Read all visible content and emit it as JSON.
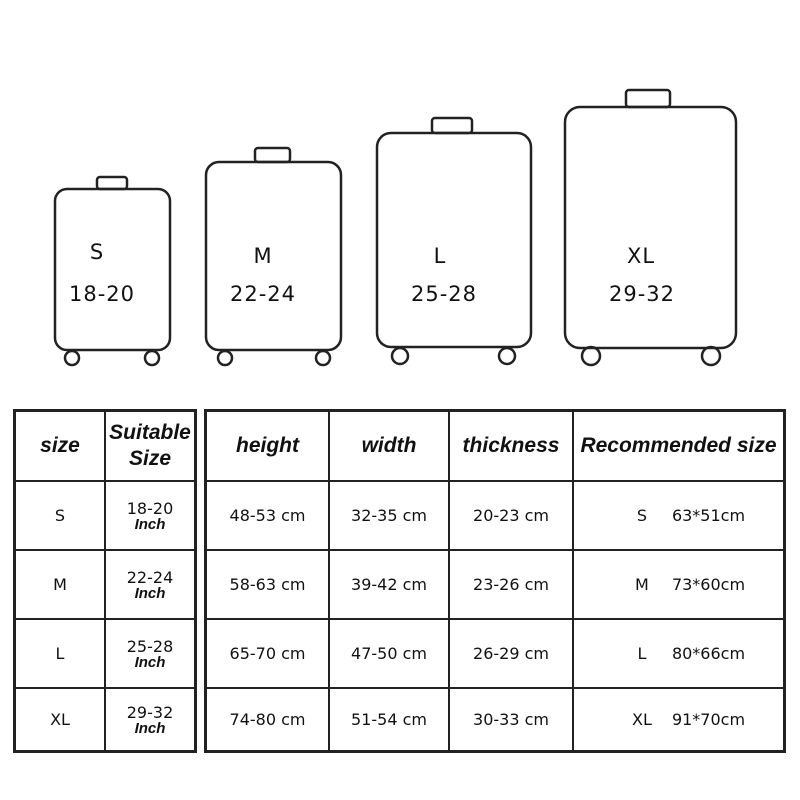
{
  "suitcases": [
    {
      "size": "S",
      "range": "18-20"
    },
    {
      "size": "M",
      "range": "22-24"
    },
    {
      "size": "L",
      "range": "25-28"
    },
    {
      "size": "XL",
      "range": "29-32"
    }
  ],
  "left_table": {
    "headers": [
      "size",
      "Suitable Size"
    ],
    "unit": "Inch",
    "rows": [
      {
        "size": "S",
        "suitable": "18-20"
      },
      {
        "size": "M",
        "suitable": "22-24"
      },
      {
        "size": "L",
        "suitable": "25-28"
      },
      {
        "size": "XL",
        "suitable": "29-32"
      }
    ]
  },
  "right_table": {
    "headers": [
      "height",
      "width",
      "thickness",
      "Recommended size"
    ],
    "rows": [
      {
        "height": "48-53 cm",
        "width": "32-35 cm",
        "thickness": "20-23 cm",
        "rec_size": "S",
        "rec_dims": "63*51cm"
      },
      {
        "height": "58-63 cm",
        "width": "39-42 cm",
        "thickness": "23-26 cm",
        "rec_size": "M",
        "rec_dims": "73*60cm"
      },
      {
        "height": "65-70 cm",
        "width": "47-50 cm",
        "thickness": "26-29 cm",
        "rec_size": "L",
        "rec_dims": "80*66cm"
      },
      {
        "height": "74-80 cm",
        "width": "51-54 cm",
        "thickness": "30-33 cm",
        "rec_size": "XL",
        "rec_dims": "91*70cm"
      }
    ]
  }
}
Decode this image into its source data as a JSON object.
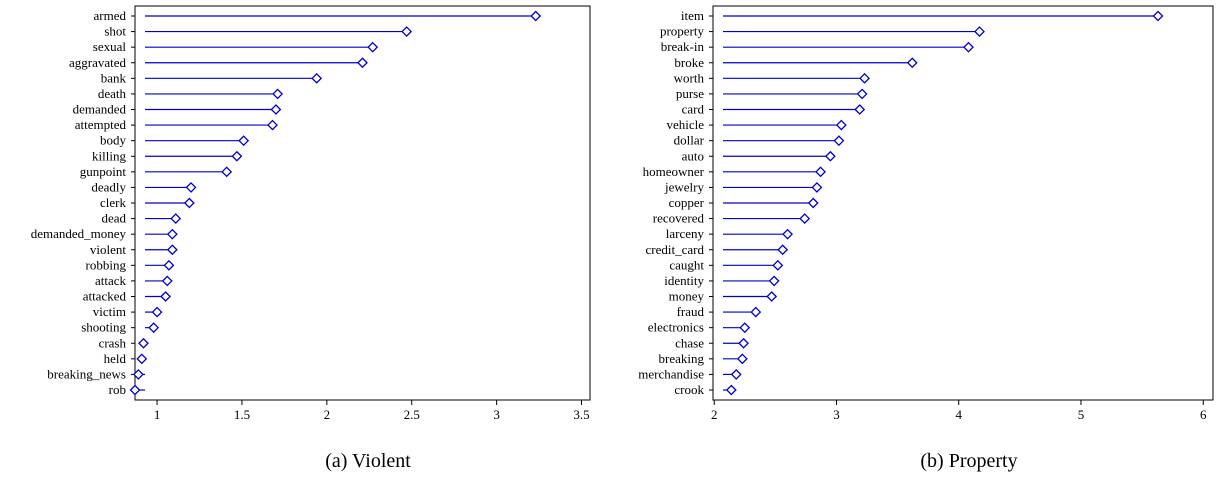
{
  "chart_data": [
    {
      "type": "lollipop",
      "caption": "(a) Violent",
      "categories": [
        "armed",
        "shot",
        "sexual",
        "aggravated",
        "bank",
        "death",
        "demanded",
        "attempted",
        "body",
        "killing",
        "gunpoint",
        "deadly",
        "clerk",
        "dead",
        "demanded_money",
        "violent",
        "robbing",
        "attack",
        "attacked",
        "victim",
        "shooting",
        "crash",
        "held",
        "breaking_news",
        "rob"
      ],
      "values": [
        3.23,
        2.47,
        2.27,
        2.21,
        1.94,
        1.71,
        1.7,
        1.68,
        1.51,
        1.47,
        1.41,
        1.2,
        1.19,
        1.11,
        1.09,
        1.09,
        1.07,
        1.06,
        1.05,
        1.0,
        0.98,
        0.92,
        0.91,
        0.89,
        0.87
      ],
      "xlim": [
        0.87,
        3.55
      ],
      "xticks": [
        1,
        1.5,
        2,
        2.5,
        3,
        3.5
      ],
      "xtick_labels": [
        "1",
        "1.5",
        "2",
        "2.5",
        "3",
        "3.5"
      ],
      "color": "#0000cc"
    },
    {
      "type": "lollipop",
      "caption": "(b) Property",
      "categories": [
        "item",
        "property",
        "break-in",
        "broke",
        "worth",
        "purse",
        "card",
        "vehicle",
        "dollar",
        "auto",
        "homeowner",
        "jewelry",
        "copper",
        "recovered",
        "larceny",
        "credit_card",
        "caught",
        "identity",
        "money",
        "fraud",
        "electronics",
        "chase",
        "breaking",
        "merchandise",
        "crook"
      ],
      "values": [
        5.63,
        4.17,
        4.08,
        3.62,
        3.23,
        3.21,
        3.19,
        3.04,
        3.02,
        2.95,
        2.87,
        2.84,
        2.81,
        2.74,
        2.6,
        2.56,
        2.52,
        2.49,
        2.47,
        2.34,
        2.25,
        2.24,
        2.23,
        2.18,
        2.14
      ],
      "xlim": [
        1.99,
        6.08
      ],
      "xticks": [
        2,
        3,
        4,
        5,
        6
      ],
      "xtick_labels": [
        "2",
        "3",
        "4",
        "5",
        "6"
      ],
      "color": "#0000cc"
    }
  ]
}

- - - - - - -

Transcribe the listing in full and omit the pictures.

Read all visible content and emit it as JSON.
{
  "suitcases": [
    {
      "size": "S",
      "range": "18-20"
    },
    {
      "size": "M",
      "range": "22-24"
    },
    {
      "size": "L",
      "range": "25-28"
    },
    {
      "size": "XL",
      "range": "29-32"
    }
  ],
  "left_table": {
    "headers": [
      "size",
      "Suitable Size"
    ],
    "unit": "Inch",
    "rows": [
      {
        "size": "S",
        "suitable": "18-20"
      },
      {
        "size": "M",
        "suitable": "22-24"
      },
      {
        "size": "L",
        "suitable": "25-28"
      },
      {
        "size": "XL",
        "suitable": "29-32"
      }
    ]
  },
  "right_table": {
    "headers": [
      "height",
      "width",
      "thickness",
      "Recommended size"
    ],
    "rows": [
      {
        "height": "48-53 cm",
        "width": "32-35 cm",
        "thickness": "20-23 cm",
        "rec_size": "S",
        "rec_dims": "63*51cm"
      },
      {
        "height": "58-63 cm",
        "width": "39-42 cm",
        "thickness": "23-26 cm",
        "rec_size": "M",
        "rec_dims": "73*60cm"
      },
      {
        "height": "65-70 cm",
        "width": "47-50 cm",
        "thickness": "26-29 cm",
        "rec_size": "L",
        "rec_dims": "80*66cm"
      },
      {
        "height": "74-80 cm",
        "width": "51-54 cm",
        "thickness": "30-33 cm",
        "rec_size": "XL",
        "rec_dims": "91*70cm"
      }
    ]
  }
}
Decode this image into its source data as a JSON object.
{
  "chart_data": [
    {
      "type": "lollipop",
      "caption": "(a) Violent",
      "categories": [
        "armed",
        "shot",
        "sexual",
        "aggravated",
        "bank",
        "death",
        "demanded",
        "attempted",
        "body",
        "killing",
        "gunpoint",
        "deadly",
        "clerk",
        "dead",
        "demanded_money",
        "violent",
        "robbing",
        "attack",
        "attacked",
        "victim",
        "shooting",
        "crash",
        "held",
        "breaking_news",
        "rob"
      ],
      "values": [
        3.23,
        2.47,
        2.27,
        2.21,
        1.94,
        1.71,
        1.7,
        1.68,
        1.51,
        1.47,
        1.41,
        1.2,
        1.19,
        1.11,
        1.09,
        1.09,
        1.07,
        1.06,
        1.05,
        1.0,
        0.98,
        0.92,
        0.91,
        0.89,
        0.87
      ],
      "xlim": [
        0.87,
        3.55
      ],
      "xticks": [
        1,
        1.5,
        2,
        2.5,
        3,
        3.5
      ],
      "xtick_labels": [
        "1",
        "1.5",
        "2",
        "2.5",
        "3",
        "3.5"
      ],
      "color": "#0000cc"
    },
    {
      "type": "lollipop",
      "caption": "(b) Property",
      "categories": [
        "item",
        "property",
        "break-in",
        "broke",
        "worth",
        "purse",
        "card",
        "vehicle",
        "dollar",
        "auto",
        "homeowner",
        "jewelry",
        "copper",
        "recovered",
        "larceny",
        "credit_card",
        "caught",
        "identity",
        "money",
        "fraud",
        "electronics",
        "chase",
        "breaking",
        "merchandise",
        "crook"
      ],
      "values": [
        5.63,
        4.17,
        4.08,
        3.62,
        3.23,
        3.21,
        3.19,
        3.04,
        3.02,
        2.95,
        2.87,
        2.84,
        2.81,
        2.74,
        2.6,
        2.56,
        2.52,
        2.49,
        2.47,
        2.34,
        2.25,
        2.24,
        2.23,
        2.18,
        2.14
      ],
      "xlim": [
        1.99,
        6.08
      ],
      "xticks": [
        2,
        3,
        4,
        5,
        6
      ],
      "xtick_labels": [
        "2",
        "3",
        "4",
        "5",
        "6"
      ],
      "color": "#0000cc"
    }
  ]
}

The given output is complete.